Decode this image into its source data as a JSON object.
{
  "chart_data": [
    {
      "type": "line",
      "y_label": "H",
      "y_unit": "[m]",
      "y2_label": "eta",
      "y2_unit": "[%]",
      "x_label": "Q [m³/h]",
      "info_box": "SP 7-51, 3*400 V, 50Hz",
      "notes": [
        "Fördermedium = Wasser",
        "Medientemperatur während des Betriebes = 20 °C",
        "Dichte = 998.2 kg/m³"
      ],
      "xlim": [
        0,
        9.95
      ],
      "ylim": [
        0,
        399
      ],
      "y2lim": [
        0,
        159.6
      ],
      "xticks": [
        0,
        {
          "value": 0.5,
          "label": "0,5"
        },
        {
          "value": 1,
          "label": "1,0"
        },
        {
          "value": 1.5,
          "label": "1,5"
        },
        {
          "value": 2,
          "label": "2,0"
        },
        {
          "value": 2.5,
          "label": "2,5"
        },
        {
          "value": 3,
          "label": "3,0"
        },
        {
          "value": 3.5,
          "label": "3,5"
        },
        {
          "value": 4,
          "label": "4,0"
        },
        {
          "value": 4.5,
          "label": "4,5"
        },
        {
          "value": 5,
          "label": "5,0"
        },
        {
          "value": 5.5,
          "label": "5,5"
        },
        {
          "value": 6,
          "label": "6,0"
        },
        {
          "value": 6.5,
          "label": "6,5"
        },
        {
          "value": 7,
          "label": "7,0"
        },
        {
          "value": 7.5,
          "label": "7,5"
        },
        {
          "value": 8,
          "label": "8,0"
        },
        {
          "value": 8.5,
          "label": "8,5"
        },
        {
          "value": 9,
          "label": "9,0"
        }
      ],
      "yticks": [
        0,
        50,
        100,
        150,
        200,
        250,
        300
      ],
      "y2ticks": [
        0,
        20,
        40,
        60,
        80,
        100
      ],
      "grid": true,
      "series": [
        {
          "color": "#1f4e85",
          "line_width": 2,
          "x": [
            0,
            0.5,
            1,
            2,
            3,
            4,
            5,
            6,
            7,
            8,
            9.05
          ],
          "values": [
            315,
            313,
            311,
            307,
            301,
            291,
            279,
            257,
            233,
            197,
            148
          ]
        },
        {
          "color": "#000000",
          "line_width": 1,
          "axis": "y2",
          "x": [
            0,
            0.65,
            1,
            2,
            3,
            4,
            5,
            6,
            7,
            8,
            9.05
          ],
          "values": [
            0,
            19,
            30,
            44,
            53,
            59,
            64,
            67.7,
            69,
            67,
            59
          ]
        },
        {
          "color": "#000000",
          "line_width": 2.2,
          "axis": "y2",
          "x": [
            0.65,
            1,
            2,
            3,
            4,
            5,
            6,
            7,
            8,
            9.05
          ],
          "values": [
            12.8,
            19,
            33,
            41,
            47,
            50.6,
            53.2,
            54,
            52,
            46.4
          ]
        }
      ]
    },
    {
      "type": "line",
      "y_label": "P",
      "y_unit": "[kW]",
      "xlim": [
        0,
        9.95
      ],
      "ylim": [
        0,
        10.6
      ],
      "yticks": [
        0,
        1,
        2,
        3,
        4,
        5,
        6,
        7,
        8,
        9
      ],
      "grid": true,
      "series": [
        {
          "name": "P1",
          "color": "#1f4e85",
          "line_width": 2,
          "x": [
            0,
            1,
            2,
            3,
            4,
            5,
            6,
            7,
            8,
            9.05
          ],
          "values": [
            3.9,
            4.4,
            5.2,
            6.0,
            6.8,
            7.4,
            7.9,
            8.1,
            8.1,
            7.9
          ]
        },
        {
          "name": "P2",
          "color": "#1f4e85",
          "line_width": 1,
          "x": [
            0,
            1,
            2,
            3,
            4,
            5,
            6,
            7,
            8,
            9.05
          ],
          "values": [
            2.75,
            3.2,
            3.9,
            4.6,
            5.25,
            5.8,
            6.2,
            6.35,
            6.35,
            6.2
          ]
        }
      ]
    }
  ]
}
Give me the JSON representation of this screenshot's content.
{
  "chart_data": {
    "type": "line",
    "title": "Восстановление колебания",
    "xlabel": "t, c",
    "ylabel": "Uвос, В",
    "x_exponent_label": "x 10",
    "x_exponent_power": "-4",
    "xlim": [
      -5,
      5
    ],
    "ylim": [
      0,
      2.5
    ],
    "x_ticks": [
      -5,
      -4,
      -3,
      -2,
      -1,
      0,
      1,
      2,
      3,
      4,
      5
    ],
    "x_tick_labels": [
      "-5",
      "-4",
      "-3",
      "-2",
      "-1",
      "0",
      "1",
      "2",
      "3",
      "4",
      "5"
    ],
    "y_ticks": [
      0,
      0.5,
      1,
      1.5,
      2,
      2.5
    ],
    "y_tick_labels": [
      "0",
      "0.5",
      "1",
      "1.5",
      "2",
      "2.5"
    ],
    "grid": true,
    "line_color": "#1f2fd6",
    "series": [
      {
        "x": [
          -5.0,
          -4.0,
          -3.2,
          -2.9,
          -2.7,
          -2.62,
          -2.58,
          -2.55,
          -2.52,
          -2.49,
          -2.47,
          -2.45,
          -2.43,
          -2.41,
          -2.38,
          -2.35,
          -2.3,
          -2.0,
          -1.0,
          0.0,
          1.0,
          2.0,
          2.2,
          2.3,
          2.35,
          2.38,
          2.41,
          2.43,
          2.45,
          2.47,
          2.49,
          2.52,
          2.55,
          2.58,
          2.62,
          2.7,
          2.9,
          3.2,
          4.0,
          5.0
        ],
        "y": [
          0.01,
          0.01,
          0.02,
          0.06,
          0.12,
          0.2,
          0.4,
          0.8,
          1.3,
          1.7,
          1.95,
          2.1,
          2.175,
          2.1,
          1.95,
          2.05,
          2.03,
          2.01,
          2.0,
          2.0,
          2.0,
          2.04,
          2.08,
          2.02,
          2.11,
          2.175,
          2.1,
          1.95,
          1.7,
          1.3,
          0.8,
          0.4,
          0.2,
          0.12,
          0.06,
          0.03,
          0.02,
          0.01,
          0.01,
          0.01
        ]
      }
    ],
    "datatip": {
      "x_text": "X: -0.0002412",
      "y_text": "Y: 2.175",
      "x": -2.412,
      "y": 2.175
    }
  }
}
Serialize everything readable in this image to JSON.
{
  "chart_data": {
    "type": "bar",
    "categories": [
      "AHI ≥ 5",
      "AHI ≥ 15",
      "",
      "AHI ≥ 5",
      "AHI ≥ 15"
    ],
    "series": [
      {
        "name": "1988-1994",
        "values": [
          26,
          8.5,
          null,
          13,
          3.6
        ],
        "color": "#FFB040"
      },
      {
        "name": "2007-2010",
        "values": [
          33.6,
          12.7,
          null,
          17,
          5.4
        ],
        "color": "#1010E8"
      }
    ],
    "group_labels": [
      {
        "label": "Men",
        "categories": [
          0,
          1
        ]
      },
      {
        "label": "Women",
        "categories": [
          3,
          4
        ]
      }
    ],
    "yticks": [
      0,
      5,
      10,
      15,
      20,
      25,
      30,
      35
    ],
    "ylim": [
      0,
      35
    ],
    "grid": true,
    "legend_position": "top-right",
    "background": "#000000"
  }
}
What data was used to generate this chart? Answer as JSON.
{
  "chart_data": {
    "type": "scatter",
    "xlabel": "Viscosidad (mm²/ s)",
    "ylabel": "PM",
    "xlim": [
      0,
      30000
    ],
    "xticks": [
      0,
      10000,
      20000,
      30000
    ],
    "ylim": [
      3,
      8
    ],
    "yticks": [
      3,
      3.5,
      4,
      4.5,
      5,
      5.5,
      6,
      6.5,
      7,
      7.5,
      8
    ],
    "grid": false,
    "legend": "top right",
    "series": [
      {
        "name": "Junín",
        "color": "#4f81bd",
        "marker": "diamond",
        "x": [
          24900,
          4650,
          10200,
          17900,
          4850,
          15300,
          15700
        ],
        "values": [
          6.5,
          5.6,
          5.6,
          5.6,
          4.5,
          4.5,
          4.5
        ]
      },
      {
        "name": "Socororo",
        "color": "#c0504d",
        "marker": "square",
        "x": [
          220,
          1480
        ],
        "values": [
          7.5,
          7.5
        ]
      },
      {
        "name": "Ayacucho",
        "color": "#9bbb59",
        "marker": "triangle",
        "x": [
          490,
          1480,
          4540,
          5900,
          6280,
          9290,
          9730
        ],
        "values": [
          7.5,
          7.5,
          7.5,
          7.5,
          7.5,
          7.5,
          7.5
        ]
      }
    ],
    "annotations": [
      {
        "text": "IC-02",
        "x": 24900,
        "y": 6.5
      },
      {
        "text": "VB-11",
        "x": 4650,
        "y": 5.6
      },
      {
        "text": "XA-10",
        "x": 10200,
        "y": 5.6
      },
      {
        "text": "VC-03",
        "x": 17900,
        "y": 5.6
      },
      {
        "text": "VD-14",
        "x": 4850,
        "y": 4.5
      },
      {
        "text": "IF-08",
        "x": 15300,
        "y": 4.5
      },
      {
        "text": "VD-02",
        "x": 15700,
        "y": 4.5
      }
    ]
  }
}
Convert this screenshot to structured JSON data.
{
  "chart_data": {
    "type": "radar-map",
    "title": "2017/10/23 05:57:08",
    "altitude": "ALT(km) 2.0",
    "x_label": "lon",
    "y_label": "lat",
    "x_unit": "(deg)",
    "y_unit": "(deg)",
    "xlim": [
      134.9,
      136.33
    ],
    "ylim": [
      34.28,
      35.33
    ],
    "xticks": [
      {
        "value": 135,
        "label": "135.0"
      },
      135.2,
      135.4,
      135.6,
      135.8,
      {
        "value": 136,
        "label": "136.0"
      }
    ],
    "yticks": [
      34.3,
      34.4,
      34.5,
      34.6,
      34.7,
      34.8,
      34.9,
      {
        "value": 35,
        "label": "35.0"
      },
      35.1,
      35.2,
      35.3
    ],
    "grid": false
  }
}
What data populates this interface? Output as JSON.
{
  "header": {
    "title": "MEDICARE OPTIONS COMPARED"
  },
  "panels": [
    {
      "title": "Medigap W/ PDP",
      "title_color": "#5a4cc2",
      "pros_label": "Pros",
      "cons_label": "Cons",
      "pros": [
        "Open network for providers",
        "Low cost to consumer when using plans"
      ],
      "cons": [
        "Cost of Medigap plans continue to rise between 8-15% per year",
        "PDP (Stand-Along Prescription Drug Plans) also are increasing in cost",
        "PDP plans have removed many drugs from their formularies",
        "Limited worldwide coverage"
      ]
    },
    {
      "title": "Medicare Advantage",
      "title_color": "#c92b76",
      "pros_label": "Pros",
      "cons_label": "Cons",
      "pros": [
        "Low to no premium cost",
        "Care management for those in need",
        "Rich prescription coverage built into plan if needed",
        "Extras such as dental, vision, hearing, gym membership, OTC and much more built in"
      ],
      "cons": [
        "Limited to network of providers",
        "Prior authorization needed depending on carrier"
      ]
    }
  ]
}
+---+
* _Exercise goal_: Find every line that holds "JSON" and copy it.

* _Task result_:
Decode this image into its source data as a JSON object.
Give me the JSON representation of this screenshot's content.
Serialize everything readable in this image to JSON.
What data was used to generate this chart? Answer as JSON.
Convert this screenshot to structured JSON data.
What data populates this interface? Output as JSON.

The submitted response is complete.